Pick out the lines containing "caption".

#### STORED ROWS ####

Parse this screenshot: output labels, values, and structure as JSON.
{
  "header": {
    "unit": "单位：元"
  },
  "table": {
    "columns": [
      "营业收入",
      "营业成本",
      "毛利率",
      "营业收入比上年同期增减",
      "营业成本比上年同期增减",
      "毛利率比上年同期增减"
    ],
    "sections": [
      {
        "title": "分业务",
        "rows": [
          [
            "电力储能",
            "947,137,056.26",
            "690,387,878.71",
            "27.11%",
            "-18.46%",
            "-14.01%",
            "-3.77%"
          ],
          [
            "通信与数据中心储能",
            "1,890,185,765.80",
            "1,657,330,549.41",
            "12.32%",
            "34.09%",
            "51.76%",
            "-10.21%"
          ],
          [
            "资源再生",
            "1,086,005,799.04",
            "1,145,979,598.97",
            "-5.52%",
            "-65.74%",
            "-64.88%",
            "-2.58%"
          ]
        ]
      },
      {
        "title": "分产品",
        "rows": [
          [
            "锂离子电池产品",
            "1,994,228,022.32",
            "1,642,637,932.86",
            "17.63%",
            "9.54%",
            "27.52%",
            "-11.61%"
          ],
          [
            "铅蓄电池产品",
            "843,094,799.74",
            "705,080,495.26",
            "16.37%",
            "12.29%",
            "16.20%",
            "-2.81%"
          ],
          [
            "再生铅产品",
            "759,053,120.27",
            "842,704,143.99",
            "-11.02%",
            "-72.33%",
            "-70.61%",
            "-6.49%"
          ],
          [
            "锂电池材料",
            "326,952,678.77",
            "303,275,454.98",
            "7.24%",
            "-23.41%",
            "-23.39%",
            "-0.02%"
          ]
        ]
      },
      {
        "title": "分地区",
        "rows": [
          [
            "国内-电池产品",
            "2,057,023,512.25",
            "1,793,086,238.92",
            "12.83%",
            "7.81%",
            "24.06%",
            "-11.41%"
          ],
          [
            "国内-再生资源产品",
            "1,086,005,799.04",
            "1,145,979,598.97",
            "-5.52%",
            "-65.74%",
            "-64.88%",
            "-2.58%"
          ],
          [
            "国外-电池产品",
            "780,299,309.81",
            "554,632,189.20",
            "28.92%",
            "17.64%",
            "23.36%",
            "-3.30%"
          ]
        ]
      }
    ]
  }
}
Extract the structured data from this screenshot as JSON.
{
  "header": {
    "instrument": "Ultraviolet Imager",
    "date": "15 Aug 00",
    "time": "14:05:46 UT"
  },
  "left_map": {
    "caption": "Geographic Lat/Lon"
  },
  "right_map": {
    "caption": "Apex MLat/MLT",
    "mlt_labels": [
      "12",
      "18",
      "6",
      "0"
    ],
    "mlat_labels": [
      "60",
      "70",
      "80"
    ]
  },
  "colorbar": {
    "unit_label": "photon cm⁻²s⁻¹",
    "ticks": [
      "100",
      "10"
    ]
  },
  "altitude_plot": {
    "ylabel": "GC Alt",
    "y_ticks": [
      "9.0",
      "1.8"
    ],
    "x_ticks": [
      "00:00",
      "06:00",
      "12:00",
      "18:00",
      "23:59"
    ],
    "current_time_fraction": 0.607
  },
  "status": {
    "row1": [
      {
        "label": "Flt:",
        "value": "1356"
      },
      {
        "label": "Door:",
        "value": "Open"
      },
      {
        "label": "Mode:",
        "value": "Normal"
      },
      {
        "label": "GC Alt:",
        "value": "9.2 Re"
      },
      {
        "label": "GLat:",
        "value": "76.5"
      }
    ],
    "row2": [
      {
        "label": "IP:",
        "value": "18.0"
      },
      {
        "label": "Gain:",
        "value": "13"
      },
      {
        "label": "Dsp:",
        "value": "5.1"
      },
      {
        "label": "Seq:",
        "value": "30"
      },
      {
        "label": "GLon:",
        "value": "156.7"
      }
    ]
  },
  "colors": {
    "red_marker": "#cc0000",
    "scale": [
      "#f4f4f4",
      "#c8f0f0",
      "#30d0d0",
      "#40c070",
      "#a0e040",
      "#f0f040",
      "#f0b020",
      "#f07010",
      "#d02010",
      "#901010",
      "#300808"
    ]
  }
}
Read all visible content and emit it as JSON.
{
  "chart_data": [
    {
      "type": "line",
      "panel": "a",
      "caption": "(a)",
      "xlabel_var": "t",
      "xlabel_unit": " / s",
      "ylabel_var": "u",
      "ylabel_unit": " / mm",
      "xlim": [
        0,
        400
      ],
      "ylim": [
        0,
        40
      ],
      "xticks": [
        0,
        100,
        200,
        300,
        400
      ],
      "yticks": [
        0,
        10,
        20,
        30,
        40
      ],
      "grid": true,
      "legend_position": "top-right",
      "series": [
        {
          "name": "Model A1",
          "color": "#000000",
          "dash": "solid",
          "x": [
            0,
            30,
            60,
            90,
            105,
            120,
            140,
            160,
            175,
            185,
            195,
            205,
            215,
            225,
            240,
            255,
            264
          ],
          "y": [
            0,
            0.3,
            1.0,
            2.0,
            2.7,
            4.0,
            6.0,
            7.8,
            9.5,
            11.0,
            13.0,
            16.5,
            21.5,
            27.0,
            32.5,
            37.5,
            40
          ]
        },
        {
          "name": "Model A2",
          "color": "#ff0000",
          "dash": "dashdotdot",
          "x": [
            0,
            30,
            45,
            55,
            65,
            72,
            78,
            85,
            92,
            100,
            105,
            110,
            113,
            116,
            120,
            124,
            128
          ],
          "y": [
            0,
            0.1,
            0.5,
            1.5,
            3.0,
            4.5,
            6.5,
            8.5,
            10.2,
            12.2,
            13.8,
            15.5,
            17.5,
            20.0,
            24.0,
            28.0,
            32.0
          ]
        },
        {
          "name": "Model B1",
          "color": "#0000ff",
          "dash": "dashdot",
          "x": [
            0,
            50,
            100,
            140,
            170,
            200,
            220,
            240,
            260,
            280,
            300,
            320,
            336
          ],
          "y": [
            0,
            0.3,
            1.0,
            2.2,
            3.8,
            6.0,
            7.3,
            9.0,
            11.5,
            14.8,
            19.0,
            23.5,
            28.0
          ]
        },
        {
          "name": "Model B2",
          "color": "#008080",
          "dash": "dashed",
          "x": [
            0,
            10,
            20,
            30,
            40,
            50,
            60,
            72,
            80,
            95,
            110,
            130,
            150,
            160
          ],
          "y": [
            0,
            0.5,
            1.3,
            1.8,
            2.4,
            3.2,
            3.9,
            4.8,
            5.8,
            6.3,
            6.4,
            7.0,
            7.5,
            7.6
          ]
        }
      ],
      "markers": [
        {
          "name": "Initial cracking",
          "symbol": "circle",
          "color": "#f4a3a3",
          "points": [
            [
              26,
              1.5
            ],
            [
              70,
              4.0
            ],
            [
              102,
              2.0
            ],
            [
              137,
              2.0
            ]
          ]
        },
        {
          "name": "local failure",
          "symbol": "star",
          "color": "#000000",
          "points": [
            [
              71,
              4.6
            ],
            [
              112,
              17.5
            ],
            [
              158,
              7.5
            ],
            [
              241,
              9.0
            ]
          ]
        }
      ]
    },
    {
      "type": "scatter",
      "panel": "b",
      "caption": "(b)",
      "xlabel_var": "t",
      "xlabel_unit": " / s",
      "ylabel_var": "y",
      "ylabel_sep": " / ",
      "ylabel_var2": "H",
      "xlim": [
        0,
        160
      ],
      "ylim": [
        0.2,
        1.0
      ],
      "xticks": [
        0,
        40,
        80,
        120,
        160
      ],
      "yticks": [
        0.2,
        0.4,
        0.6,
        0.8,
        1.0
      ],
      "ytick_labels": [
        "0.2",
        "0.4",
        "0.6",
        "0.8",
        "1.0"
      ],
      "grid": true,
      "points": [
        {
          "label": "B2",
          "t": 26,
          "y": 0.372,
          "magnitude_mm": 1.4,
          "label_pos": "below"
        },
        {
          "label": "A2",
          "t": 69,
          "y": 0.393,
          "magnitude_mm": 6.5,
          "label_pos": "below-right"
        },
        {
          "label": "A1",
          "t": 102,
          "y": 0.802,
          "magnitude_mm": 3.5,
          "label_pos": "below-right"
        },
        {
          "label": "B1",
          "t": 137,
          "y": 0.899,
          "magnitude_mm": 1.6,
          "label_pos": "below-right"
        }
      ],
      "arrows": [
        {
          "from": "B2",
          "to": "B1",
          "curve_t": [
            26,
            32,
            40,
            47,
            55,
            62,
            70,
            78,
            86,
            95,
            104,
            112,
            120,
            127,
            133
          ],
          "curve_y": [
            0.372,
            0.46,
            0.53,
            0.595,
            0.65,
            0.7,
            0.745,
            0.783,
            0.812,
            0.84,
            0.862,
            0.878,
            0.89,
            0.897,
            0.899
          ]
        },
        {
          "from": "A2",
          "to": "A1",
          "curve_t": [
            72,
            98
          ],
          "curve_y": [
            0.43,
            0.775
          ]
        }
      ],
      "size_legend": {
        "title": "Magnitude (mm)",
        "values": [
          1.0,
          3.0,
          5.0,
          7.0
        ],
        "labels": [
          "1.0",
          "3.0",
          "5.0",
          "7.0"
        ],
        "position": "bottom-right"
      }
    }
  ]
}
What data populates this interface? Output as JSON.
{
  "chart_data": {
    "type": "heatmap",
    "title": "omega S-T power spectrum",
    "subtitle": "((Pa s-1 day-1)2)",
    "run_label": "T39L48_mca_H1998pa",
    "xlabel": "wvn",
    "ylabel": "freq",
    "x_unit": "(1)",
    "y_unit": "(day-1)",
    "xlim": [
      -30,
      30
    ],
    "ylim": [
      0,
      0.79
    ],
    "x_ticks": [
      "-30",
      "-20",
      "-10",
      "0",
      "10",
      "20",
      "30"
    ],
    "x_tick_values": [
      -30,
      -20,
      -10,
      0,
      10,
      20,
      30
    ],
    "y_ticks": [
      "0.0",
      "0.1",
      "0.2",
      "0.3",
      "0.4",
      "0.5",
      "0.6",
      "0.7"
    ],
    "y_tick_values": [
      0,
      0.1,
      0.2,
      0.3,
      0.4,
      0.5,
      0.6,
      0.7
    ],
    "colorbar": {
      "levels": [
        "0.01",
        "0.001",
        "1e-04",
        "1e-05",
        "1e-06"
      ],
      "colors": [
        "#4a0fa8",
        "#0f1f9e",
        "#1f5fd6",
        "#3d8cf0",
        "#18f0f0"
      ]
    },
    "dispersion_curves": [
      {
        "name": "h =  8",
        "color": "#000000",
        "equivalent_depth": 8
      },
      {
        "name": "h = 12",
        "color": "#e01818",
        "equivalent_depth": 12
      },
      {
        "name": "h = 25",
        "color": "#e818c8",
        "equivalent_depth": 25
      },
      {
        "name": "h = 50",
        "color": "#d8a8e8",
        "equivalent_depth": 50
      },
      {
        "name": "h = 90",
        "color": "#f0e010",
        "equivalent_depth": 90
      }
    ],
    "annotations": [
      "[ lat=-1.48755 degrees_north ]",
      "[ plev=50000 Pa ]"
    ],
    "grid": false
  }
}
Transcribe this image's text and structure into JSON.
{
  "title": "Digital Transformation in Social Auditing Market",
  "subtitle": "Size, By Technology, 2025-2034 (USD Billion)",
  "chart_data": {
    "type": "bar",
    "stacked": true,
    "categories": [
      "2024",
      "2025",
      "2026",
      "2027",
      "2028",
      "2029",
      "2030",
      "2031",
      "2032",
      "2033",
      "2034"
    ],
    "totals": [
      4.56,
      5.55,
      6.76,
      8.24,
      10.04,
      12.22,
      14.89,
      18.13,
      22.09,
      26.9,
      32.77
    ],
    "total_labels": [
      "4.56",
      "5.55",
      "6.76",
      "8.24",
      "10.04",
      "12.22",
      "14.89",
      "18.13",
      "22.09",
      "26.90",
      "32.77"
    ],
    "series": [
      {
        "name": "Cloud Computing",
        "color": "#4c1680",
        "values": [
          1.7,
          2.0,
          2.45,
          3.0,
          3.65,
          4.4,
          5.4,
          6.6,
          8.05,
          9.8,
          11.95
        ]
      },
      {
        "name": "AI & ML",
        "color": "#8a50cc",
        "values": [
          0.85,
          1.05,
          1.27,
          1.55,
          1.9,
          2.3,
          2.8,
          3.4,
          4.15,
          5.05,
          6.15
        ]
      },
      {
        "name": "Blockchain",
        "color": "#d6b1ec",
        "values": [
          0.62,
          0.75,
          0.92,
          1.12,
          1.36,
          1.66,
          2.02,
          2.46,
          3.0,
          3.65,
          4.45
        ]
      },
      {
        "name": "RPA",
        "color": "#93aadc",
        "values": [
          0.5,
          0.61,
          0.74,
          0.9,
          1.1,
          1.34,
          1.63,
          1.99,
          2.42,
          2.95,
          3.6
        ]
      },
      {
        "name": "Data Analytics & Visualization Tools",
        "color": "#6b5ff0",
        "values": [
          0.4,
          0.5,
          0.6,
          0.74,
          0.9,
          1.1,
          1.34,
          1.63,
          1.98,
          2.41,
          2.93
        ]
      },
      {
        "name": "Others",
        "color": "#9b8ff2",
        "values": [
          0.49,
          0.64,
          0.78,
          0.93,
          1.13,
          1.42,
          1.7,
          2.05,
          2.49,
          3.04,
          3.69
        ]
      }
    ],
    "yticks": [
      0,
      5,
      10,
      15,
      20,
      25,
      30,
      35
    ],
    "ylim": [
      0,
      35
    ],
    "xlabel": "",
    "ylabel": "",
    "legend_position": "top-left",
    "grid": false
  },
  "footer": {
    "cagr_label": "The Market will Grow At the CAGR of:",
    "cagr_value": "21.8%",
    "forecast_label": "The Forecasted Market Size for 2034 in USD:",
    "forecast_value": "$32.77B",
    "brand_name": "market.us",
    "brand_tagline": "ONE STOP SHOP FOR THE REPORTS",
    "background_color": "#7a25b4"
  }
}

####

• _EXERCISE RESPONSE_
    "caption": "Geographic Lat/Lon"
    "caption": "Apex MLat/MLT",
      "caption": "(a)",
      "caption": "(b)",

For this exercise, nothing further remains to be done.